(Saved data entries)
________________________
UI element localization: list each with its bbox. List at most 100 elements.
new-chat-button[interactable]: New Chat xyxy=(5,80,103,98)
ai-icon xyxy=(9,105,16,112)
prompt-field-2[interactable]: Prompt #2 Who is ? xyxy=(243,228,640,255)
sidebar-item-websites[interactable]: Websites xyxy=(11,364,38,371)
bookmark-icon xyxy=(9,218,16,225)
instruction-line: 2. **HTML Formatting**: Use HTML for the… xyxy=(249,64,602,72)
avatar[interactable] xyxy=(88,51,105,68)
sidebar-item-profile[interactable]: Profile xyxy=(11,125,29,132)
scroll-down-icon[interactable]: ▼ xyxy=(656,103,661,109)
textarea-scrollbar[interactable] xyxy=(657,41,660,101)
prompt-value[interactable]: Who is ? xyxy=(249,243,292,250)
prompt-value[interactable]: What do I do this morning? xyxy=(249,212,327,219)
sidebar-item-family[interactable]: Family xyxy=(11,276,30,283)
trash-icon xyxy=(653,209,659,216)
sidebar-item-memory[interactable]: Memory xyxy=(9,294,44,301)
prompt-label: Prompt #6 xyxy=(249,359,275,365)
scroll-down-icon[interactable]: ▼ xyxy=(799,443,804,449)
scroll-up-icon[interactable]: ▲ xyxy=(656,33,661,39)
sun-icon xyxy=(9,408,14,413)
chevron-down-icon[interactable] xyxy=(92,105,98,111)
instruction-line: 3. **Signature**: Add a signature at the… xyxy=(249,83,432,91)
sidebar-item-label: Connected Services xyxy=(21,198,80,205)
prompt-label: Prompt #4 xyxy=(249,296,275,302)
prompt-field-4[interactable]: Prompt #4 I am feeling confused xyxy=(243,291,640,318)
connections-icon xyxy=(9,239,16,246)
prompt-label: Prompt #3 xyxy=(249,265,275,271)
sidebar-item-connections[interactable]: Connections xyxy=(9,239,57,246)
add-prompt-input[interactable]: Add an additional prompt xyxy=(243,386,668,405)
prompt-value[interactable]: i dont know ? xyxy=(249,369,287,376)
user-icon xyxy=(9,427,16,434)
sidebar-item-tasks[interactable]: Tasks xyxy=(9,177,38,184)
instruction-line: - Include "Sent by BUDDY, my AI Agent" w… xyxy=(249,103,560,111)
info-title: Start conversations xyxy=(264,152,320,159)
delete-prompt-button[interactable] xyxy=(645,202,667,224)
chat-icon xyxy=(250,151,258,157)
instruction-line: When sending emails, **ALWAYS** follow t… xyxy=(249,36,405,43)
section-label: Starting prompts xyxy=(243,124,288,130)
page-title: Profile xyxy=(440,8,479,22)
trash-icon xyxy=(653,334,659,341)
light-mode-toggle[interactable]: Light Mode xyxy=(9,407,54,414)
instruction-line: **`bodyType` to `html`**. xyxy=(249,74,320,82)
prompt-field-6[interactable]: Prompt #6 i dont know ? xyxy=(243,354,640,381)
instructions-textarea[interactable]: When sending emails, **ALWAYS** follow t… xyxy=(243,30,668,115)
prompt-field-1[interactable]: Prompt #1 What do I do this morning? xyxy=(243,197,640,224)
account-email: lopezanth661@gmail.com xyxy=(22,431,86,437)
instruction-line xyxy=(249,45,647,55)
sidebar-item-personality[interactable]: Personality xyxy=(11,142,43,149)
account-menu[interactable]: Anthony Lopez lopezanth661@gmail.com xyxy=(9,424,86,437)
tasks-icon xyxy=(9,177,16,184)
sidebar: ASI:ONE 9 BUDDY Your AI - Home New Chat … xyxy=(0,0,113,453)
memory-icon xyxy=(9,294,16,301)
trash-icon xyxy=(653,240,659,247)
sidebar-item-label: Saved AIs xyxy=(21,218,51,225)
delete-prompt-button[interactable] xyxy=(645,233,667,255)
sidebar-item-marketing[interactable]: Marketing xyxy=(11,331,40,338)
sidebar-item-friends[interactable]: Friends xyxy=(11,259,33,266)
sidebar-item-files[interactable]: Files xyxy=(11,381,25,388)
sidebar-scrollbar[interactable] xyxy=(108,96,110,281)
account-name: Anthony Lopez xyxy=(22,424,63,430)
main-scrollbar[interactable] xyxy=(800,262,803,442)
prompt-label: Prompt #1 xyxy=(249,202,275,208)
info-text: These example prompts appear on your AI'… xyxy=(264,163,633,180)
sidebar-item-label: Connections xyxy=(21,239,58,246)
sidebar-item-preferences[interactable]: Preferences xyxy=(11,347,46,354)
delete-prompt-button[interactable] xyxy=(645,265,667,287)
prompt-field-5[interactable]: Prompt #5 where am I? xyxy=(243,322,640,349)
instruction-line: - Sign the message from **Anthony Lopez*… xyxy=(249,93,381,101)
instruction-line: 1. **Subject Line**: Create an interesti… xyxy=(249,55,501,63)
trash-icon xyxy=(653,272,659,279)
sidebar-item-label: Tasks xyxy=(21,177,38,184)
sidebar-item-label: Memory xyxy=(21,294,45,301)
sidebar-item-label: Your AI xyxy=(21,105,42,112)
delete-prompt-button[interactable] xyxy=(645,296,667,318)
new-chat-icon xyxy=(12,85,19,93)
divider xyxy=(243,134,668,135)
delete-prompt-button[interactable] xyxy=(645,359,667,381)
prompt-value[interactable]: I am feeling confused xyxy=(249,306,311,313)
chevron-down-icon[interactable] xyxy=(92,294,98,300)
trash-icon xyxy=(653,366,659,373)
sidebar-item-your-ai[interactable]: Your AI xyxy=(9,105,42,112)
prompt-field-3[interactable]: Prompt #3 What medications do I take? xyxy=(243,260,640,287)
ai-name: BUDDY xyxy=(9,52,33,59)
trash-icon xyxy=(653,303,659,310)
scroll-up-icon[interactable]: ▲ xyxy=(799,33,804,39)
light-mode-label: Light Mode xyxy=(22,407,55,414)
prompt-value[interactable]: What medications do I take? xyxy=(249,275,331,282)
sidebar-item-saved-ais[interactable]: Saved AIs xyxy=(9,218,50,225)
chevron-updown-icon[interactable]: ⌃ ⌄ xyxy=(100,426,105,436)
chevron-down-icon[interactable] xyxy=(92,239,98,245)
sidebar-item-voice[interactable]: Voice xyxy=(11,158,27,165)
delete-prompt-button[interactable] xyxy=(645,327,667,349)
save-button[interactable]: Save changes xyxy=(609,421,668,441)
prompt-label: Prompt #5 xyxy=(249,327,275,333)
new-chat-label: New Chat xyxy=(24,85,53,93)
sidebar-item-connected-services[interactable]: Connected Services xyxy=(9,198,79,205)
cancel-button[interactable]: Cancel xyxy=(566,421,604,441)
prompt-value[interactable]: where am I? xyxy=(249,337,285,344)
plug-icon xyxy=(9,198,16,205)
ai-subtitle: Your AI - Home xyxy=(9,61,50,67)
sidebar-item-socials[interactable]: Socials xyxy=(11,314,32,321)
________________________
# What needs to be done
Could you return every line of the saved data entries above, unchanged and word for word?

# Response to this task
UI element localization: list each with its bbox. List at most 100 elements.
new-chat-button[interactable]: New Chat xyxy=(5,80,103,98)
ai-icon xyxy=(9,105,16,112)
prompt-field-2[interactable]: Prompt #2 Who is ? xyxy=(243,228,640,255)
sidebar-item-websites[interactable]: Websites xyxy=(11,364,38,371)
bookmark-icon xyxy=(9,218,16,225)
instruction-line: 2. **HTML Formatting**: Use HTML for the… xyxy=(249,64,602,72)
avatar[interactable] xyxy=(88,51,105,68)
sidebar-item-profile[interactable]: Profile xyxy=(11,125,29,132)
scroll-down-icon[interactable]: ▼ xyxy=(656,103,661,109)
textarea-scrollbar[interactable] xyxy=(657,41,660,101)
prompt-value[interactable]: Who is ? xyxy=(249,243,292,250)
prompt-value[interactable]: What do I do this morning? xyxy=(249,212,327,219)
sidebar-item-family[interactable]: Family xyxy=(11,276,30,283)
trash-icon xyxy=(653,209,659,216)
sidebar-item-memory[interactable]: Memory xyxy=(9,294,44,301)
prompt-label: Prompt #6 xyxy=(249,359,275,365)
scroll-down-icon[interactable]: ▼ xyxy=(799,443,804,449)
scroll-up-icon[interactable]: ▲ xyxy=(656,33,661,39)
sun-icon xyxy=(9,408,14,413)
chevron-down-icon[interactable] xyxy=(92,105,98,111)
instruction-line: 3. **Signature**: Add a signature at the… xyxy=(249,83,432,91)
sidebar-item-label: Connected Services xyxy=(21,198,80,205)
prompt-label: Prompt #4 xyxy=(249,296,275,302)
prompt-field-4[interactable]: Prompt #4 I am feeling confused xyxy=(243,291,640,318)
connections-icon xyxy=(9,239,16,246)
prompt-label: Prompt #3 xyxy=(249,265,275,271)
sidebar-item-connections[interactable]: Connections xyxy=(9,239,57,246)
add-prompt-input[interactable]: Add an additional prompt xyxy=(243,386,668,405)
prompt-value[interactable]: i dont know ? xyxy=(249,369,287,376)
user-icon xyxy=(9,427,16,434)
sidebar-item-tasks[interactable]: Tasks xyxy=(9,177,38,184)
instruction-line: - Include "Sent by BUDDY, my AI Agent" w… xyxy=(249,103,560,111)
info-title: Start conversations xyxy=(264,152,320,159)
delete-prompt-button[interactable] xyxy=(645,202,667,224)
chat-icon xyxy=(250,151,258,157)
instruction-line: When sending emails, **ALWAYS** follow t… xyxy=(249,36,405,43)
section-label: Starting prompts xyxy=(243,124,288,130)
page-title: Profile xyxy=(440,8,479,22)
trash-icon xyxy=(653,334,659,341)
light-mode-toggle[interactable]: Light Mode xyxy=(9,407,54,414)
instruction-line: **`bodyType` to `html`**. xyxy=(249,74,320,82)
prompt-field-6[interactable]: Prompt #6 i dont know ? xyxy=(243,354,640,381)
instructions-textarea[interactable]: When sending emails, **ALWAYS** follow t… xyxy=(243,30,668,115)
prompt-field-1[interactable]: Prompt #1 What do I do this morning? xyxy=(243,197,640,224)
account-email: lopezanth661@gmail.com xyxy=(22,431,86,437)
instruction-line xyxy=(249,45,647,55)
sidebar-item-personality[interactable]: Personality xyxy=(11,142,43,149)
account-menu[interactable]: Anthony Lopez lopezanth661@gmail.com xyxy=(9,424,86,437)
tasks-icon xyxy=(9,177,16,184)
sidebar: ASI:ONE 9 BUDDY Your AI - Home New Chat … xyxy=(0,0,113,453)
memory-icon xyxy=(9,294,16,301)
trash-icon xyxy=(653,240,659,247)
sidebar-item-label: Saved AIs xyxy=(21,218,51,225)
delete-prompt-button[interactable] xyxy=(645,233,667,255)
sidebar-item-marketing[interactable]: Marketing xyxy=(11,331,40,338)
sidebar-item-friends[interactable]: Friends xyxy=(11,259,33,266)
sidebar-item-files[interactable]: Files xyxy=(11,381,25,388)
sidebar-scrollbar[interactable] xyxy=(108,96,110,281)
account-name: Anthony Lopez xyxy=(22,424,63,430)
main-scrollbar[interactable] xyxy=(800,262,803,442)
prompt-label: Prompt #1 xyxy=(249,202,275,208)
info-text: These example prompts appear on your AI'… xyxy=(264,163,633,180)
sidebar-item-label: Connections xyxy=(21,239,58,246)
sidebar-item-preferences[interactable]: Preferences xyxy=(11,347,46,354)
delete-prompt-button[interactable] xyxy=(645,265,667,287)
prompt-field-5[interactable]: Prompt #5 where am I? xyxy=(243,322,640,349)
instruction-line: - Sign the message from **Anthony Lopez*… xyxy=(249,93,381,101)
instruction-line: 1. **Subject Line**: Create an interesti… xyxy=(249,55,501,63)
trash-icon xyxy=(653,272,659,279)
sidebar-item-label: Tasks xyxy=(21,177,38,184)
sidebar-item-label: Memory xyxy=(21,294,45,301)
sidebar-item-label: Your AI xyxy=(21,105,42,112)
delete-prompt-button[interactable] xyxy=(645,296,667,318)
new-chat-icon xyxy=(12,85,19,93)
divider xyxy=(243,134,668,135)
delete-prompt-button[interactable] xyxy=(645,359,667,381)
prompt-value[interactable]: I am feeling confused xyxy=(249,306,311,313)
chevron-down-icon[interactable] xyxy=(92,294,98,300)
trash-icon xyxy=(653,366,659,373)
sidebar-item-your-ai[interactable]: Your AI xyxy=(9,105,42,112)
prompt-field-3[interactable]: Prompt #3 What medications do I take? xyxy=(243,260,640,287)
ai-name: BUDDY xyxy=(9,52,33,59)
trash-icon xyxy=(653,303,659,310)
scroll-up-icon[interactable]: ▲ xyxy=(799,33,804,39)
light-mode-label: Light Mode xyxy=(22,407,55,414)
prompt-value[interactable]: What medications do I take? xyxy=(249,275,331,282)
sidebar-item-saved-ais[interactable]: Saved AIs xyxy=(9,218,50,225)
chevron-updown-icon[interactable]: ⌃ ⌄ xyxy=(100,426,105,436)
chevron-down-icon[interactable] xyxy=(92,239,98,245)
sidebar-item-voice[interactable]: Voice xyxy=(11,158,27,165)
delete-prompt-button[interactable] xyxy=(645,327,667,349)
save-button[interactable]: Save changes xyxy=(609,421,668,441)
prompt-label: Prompt #5 xyxy=(249,327,275,333)
new-chat-label: New Chat xyxy=(24,85,53,93)
sidebar-item-connected-services[interactable]: Connected Services xyxy=(9,198,79,205)
cancel-button[interactable]: Cancel xyxy=(566,421,604,441)
prompt-value[interactable]: where am I? xyxy=(249,337,285,344)
plug-icon xyxy=(9,198,16,205)
ai-subtitle: Your AI - Home xyxy=(9,61,50,67)
sidebar-item-socials[interactable]: Socials xyxy=(11,314,32,321)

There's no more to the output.